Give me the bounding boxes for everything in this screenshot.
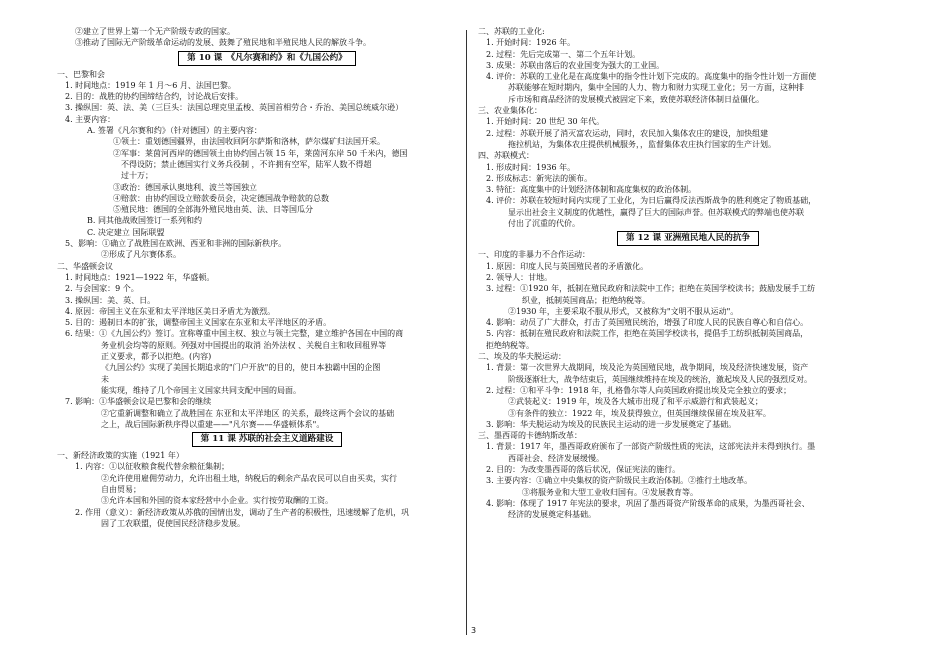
text-line: 3. 影响：华夫脱运动为埃及的民族民主运动的进一步发展奠定了基础。: [486, 419, 737, 429]
text-line: 自由贸易；: [101, 484, 141, 494]
text-line: 之上，战后国际新秩序得以重建——"凡尔赛——华盛顿体系"。: [101, 419, 325, 429]
text-line: 4. 原因：帝国主义在东亚和太平洋地区美日矛盾尤为激烈。: [65, 306, 276, 316]
text-line: 《九国公约》实现了美国长期追求的"门户开放"的目的，使日本独霸中国的企图: [101, 363, 381, 373]
text-line: 1. 开始时间：1926 年。: [486, 38, 576, 48]
lesson-title: [57, 432, 477, 447]
text-line: 1. 内容：①以征收粮食税代替余粮征集制；: [75, 462, 230, 472]
text-line: ②它重新调整和确立了战胜国在 东亚和太平洋地区 的关系，最终这两个会议的基础: [101, 408, 395, 418]
text-line: ②武装起义：1919 年，埃及各大城市出现了和平示威游行和武装起义；: [508, 397, 763, 407]
text-line: 2. 形成标志：新宪法的颁布。: [486, 173, 593, 183]
text-line: ④赔款：由协约国设立赔款委员会，决定德国战争赔款的总数: [113, 193, 329, 203]
text-line: 付出了沉重的代价。: [508, 219, 580, 229]
text-line: 显示出社会主义制度的优越性，赢得了巨大的国际声誉。但苏联模式的弊端也使苏联: [508, 207, 804, 217]
page-number: 3: [471, 626, 477, 635]
text-line: 1. 背景：1917 年，墨西哥政府颁布了一部资产阶级性质的宪法，这部宪法并未得到执行。墨: [486, 442, 816, 452]
text-line: 能实现，维持了几个帝国主义国家共同支配中国的局面。: [101, 385, 301, 395]
text-line: 3. 过程：①1920 年，抵制在殖民政府和法院中工作；拒绝在英国学校读书；鼓励发展手工纺: [486, 284, 816, 294]
text-line: 2. 与会国家：9 个。: [65, 284, 139, 294]
text-line: 拒绝纳税等。: [486, 340, 534, 350]
text-line: 3. 特征：高度集中的计划经济体制和高度集权的政治体制。: [486, 185, 697, 195]
text-line: 三、墨西哥的卡德纳斯改革：: [478, 431, 582, 441]
text-line: 西哥社会、经济发展缓慢。: [508, 453, 604, 463]
text-line: 3. 主要内容：①确立中央集权的资产阶级民主政治体制。②推行土地改革。: [486, 476, 753, 486]
text-line: 过十万；: [121, 171, 153, 181]
lesson-title: [57, 51, 477, 66]
text-line: 4. 评价：苏联的工业化是在高度集中的指令性计划下完成的。高度集中的指令性计划一方面使: [486, 72, 817, 82]
text-line: 务业机会均等的原则。列强对中国提出的取消 治外法权 、关税自主和收回租界等: [101, 340, 387, 350]
text-line: 2. 领导人：甘地。: [486, 272, 553, 282]
text-line: 4. 影响：体现了 1917 年宪法的要求，巩固了墨西哥资产阶级革命的成果，为墨西哥社会、: [486, 498, 810, 508]
text-line: 5、影响：①确立了战胜国在欧洲、西亚和非洲的国际新秩序。: [65, 239, 287, 249]
text-line: 一、巴黎和会: [57, 69, 105, 79]
text-line: 苏联能够在短时期内，集中全国的人力、物力和财力实现工业化；另一方面，这种排: [508, 83, 804, 93]
text-line: 6. 结果：①《九国公约》签订。宣称尊重中国主权、独立与领土完整，建立维护各国在中国的商: [65, 329, 404, 339]
text-line: ③有条件的独立：1922 年，埃及获得独立，但英国继续保留在埃及驻军。: [508, 408, 771, 418]
text-line: 3. 成果：苏联由落后的农业国变为强大的工业国。: [486, 60, 665, 70]
text-line: ③将服务业和大型工业收归国有。④发展教育等。: [522, 487, 698, 497]
text-line: 四、苏联模式：: [478, 151, 534, 161]
text-line: 4. 主要内容：: [65, 114, 116, 124]
text-line: C. 决定建立 国际联盟: [87, 227, 165, 237]
text-line: ②允许使用雇佣劳动力，允许出租土地，纳税后的剩余产品农民可以自由买卖，实行: [101, 473, 397, 483]
text-line: 正义要求，都予以拒绝。(内容): [101, 352, 212, 362]
text-line: ②建立了世界上第一个无产阶级专政的国家。: [75, 27, 235, 36]
text-line: 二、埃及的华夫脱运动：: [478, 352, 566, 362]
text-line: 未: [101, 374, 109, 384]
text-line: 4. 影响：动员了广大群众，打击了英国殖民统治，增强了印度人民的民族自尊心和自信心。: [486, 318, 809, 328]
right-column: [478, 26, 898, 520]
text-line: 经济的发展奠定科基础。: [508, 510, 596, 520]
lesson-title-text: 第 12 课 亚洲殖民地人民的抗争: [617, 231, 759, 246]
lesson-title: [478, 231, 898, 246]
text-line: 3. 操纵国：美、英、日。: [65, 295, 156, 305]
text-line: ⑤殖民地：德国的全部海外殖民地由英、法、日等国瓜分: [113, 205, 313, 215]
text-line: 1. 时间地点：1921—1922 年，华盛顿。: [65, 272, 215, 282]
text-line: 4. 评价：苏联在较短时间内实现了工业化，为日后赢得反法西斯战争的胜利奠定了物质基础，: [486, 196, 817, 206]
text-line: 1. 形成时间：1936 年。: [486, 162, 576, 172]
text-line: 斥市场和商品经济的发展模式被固定下来，致使苏联经济体制日益僵化。: [508, 94, 764, 104]
text-line: 固了工农联盟，促使国民经济稳步发展。: [101, 518, 245, 528]
text-line: 不得设防；禁止德国实行义务兵役制 ，不许拥有空军，陆军人数不得超: [121, 159, 372, 169]
text-line: 一、新经济政策的实施（1921 年）: [57, 451, 184, 461]
text-line: 一、印度的非暴力不合作运动：: [478, 250, 590, 260]
text-line: B. 同其他战败国签订一系列和约: [87, 216, 202, 226]
text-line: ②1930 年，主要采取不服从形式，又被称为"文明不服从运动"。: [508, 306, 739, 316]
left-column: [57, 26, 477, 529]
text-line: 5. 内容：抵制在殖民政府和法院工作，拒绝在英国学校读书，提倡手工纺织抵制英国商品，: [486, 329, 809, 339]
text-line: 1. 原因：印度人民与英国殖民者的矛盾激化。: [486, 261, 649, 271]
text-line: ②军事：莱茵河西岸的德国领土由协约国占领 15 年，莱茵河东岸 50 千米内，德国: [113, 148, 408, 158]
text-line: 2. 作用（意义）：新经济政策从苏俄的国情出发，调动了生产者的积极性，迅速缓解了危机，巩: [75, 507, 410, 517]
text-line: 7. 影响：①华盛顿会议是巴黎和会的继续: [65, 397, 212, 407]
text-line: ③允许本国和外国的资本家经营中小企业。实行按劳取酬的工资。: [101, 496, 333, 506]
text-line: 2. 过程：先后完成第一、第二个五年计划。: [486, 49, 641, 59]
text-line: 2. 过程：①和平斗争：1918 年，扎格鲁尔等人向英国政府提出埃及完全独立的要求；: [486, 385, 792, 395]
text-line: 织业，抵制英国商品；拒绝纳税等。: [522, 295, 650, 305]
lesson-title-text: 第 10 课 《凡尔赛和约》和《九国公约》: [178, 51, 356, 66]
text-line: 1. 背景：第一次世界大战期间，埃及沦为英国殖民地，战争期间，埃及经济快速发展，资产: [486, 363, 809, 373]
text-line: 1. 时间地点：1919 年 1 月～6 月、法国巴黎。: [65, 80, 236, 90]
text-line: ③政治：德国承认奥地利、波兰等国独立: [113, 182, 257, 192]
text-line: 三、农业集体化：: [478, 106, 542, 116]
text-line: 二、苏联的工业化:: [478, 27, 545, 36]
text-line: 2. 过程：苏联开展了消灭富农运动，同时，农民加入集体农庄的建设，加快组建: [486, 128, 769, 138]
text-line: ②形成了凡尔赛体系。: [101, 250, 181, 260]
text-line: 拖拉机站，为集体农庄提供机械服务，，监督集体农庄执行国家的生产计划。: [508, 139, 776, 149]
text-line: 2. 目的：战胜的协约国缔结合约，讨论战后安排。: [65, 92, 244, 102]
text-line: A. 签署《凡尔赛和约》（针对德国）的主要内容：: [87, 126, 262, 136]
text-line: 1. 开始时间：20 世纪 30 年代。: [486, 117, 605, 127]
text-line: 二、华盛顿会议: [57, 261, 113, 271]
text-line: 3. 操纵国：英、法、美（三巨头：法国总理克里孟梭、英国首相劳合・乔治、美国总统威尔逊）: [65, 103, 404, 113]
text-line: 阶级逐渐壮大，战争结束后，英国继续维持在埃及的统治，激起埃及人民的强烈反对。: [508, 374, 812, 384]
text-line: ①领土：重划德国疆界，由法国收回阿尔萨斯和洛林，萨尔煤矿归法国开采。: [113, 137, 385, 147]
text-line: 2. 目的：为改变墨西哥的落后状况，保证宪法的施行。: [486, 464, 681, 474]
column-divider: [466, 30, 467, 635]
text-line: 5. 目的：遏制日本的扩张，调整帝国主义国家在东亚和太平洋地区的矛盾。: [65, 318, 332, 328]
lesson-title-text: 第 11 课 苏联的社会主义道路建设: [192, 432, 343, 447]
text-line: ③推动了国际无产阶级革命运动的发展、鼓舞了殖民地和半殖民地人民的解放斗争。: [75, 38, 371, 48]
------------------------------
- TASK DETAILS
Please format the rows from the line containing "419, 737, 429]" through the line containing "page-number: 3: [471, 626, 477, 635]", inclusive, as a JSON list of strings, one string per line, leaving out blank lines.

- OUTPUT OF THE TASK
[
  "text-line: 3. 影响：华夫脱运动为埃及的民族民主运动的进一步发展奠定了基础。: [486, 419, 737, 429]",
  "text-line: 自由贸易；: [101, 484, 141, 494]",
  "text-line: 之上，战后国际新秩序得以重建——\"凡尔赛——华盛顿体系\"。: [101, 419, 325, 429]",
  "text-line: 4. 原因：帝国主义在东亚和太平洋地区美日矛盾尤为激烈。: [65, 306, 276, 316]",
  "text-line: 《九国公约》实现了美国长期追求的\"门户开放\"的目的，使日本独霸中国的企图: [101, 363, 381, 373]",
  "text-line: 1. 开始时间：1926 年。: [486, 38, 576, 48]",
  "lesson-title: [57, 432, 477, 447]",
  "text-line: 1. 内容：①以征收粮食税代替余粮征集制；: [75, 462, 230, 472]",
  "text-line: ②它重新调整和确立了战胜国在 东亚和太平洋地区 的关系，最终这两个会议的基础: [101, 408, 395, 418]",
  "text-line: ②武装起义：1919 年，埃及各大城市出现了和平示威游行和武装起义；: [508, 397, 763, 407]",
  "text-line: 2. 形成标志：新宪法的颁布。: [486, 173, 593, 183]",
  "text-line: ④赔款：由协约国设立赔款委员会，决定德国战争赔款的总数: [113, 193, 329, 203]",
  "text-line: 付出了沉重的代价。: [508, 219, 580, 229]",
  "text-line: 显示出社会主义制度的优越性，赢得了巨大的国际声誉。但苏联模式的弊端也使苏联: [508, 207, 804, 217]",
  "page-number: 3: [471, 626, 477, 635]"
]